**EXERCISE TASK:** Repeat every entry word for word, skipping the pictures.

═════ DATA RECORDS

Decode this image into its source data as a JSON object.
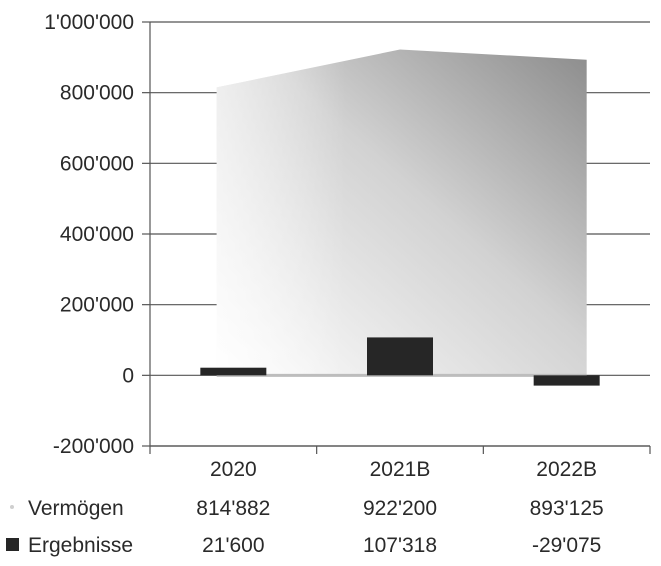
{
  "chart_data": {
    "type": "area",
    "categories": [
      "2020",
      "2021B",
      "2022B"
    ],
    "ylim": [
      -200000,
      1000000
    ],
    "yticks": [
      {
        "value": 1000000,
        "label": "1'000'000"
      },
      {
        "value": 800000,
        "label": "800'000"
      },
      {
        "value": 600000,
        "label": "600'000"
      },
      {
        "value": 400000,
        "label": "400'000"
      },
      {
        "value": 200000,
        "label": "200'000"
      },
      {
        "value": 0,
        "label": "0"
      },
      {
        "value": -200000,
        "label": "-200'000"
      }
    ],
    "grid": true,
    "legend_placement": "bottom table",
    "series": [
      {
        "name": "Vermögen",
        "type": "area",
        "color": "#9a9a9a",
        "values": [
          814882,
          922200,
          893125
        ],
        "value_labels": [
          "814'882",
          "922'200",
          "893'125"
        ]
      },
      {
        "name": "Ergebnisse",
        "type": "bar",
        "color": "#262626",
        "values": [
          21600,
          107318,
          -29075
        ],
        "value_labels": [
          "21'600",
          "107'318",
          "-29'075"
        ]
      }
    ]
  }
}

══════════

**ANSWER:**
Decode this image into its source data as a JSON object.
{
  "chart_data": {
    "type": "area",
    "categories": [
      "2020",
      "2021B",
      "2022B"
    ],
    "ylim": [
      -200000,
      1000000
    ],
    "yticks": [
      {
        "value": 1000000,
        "label": "1'000'000"
      },
      {
        "value": 800000,
        "label": "800'000"
      },
      {
        "value": 600000,
        "label": "600'000"
      },
      {
        "value": 400000,
        "label": "400'000"
      },
      {
        "value": 200000,
        "label": "200'000"
      },
      {
        "value": 0,
        "label": "0"
      },
      {
        "value": -200000,
        "label": "-200'000"
      }
    ],
    "grid": true,
    "legend_placement": "bottom table",
    "series": [
      {
        "name": "Vermögen",
        "type": "area",
        "color": "#9a9a9a",
        "values": [
          814882,
          922200,
          893125
        ],
        "value_labels": [
          "814'882",
          "922'200",
          "893'125"
        ]
      },
      {
        "name": "Ergebnisse",
        "type": "bar",
        "color": "#262626",
        "values": [
          21600,
          107318,
          -29075
        ],
        "value_labels": [
          "21'600",
          "107'318",
          "-29'075"
        ]
      }
    ]
  }
}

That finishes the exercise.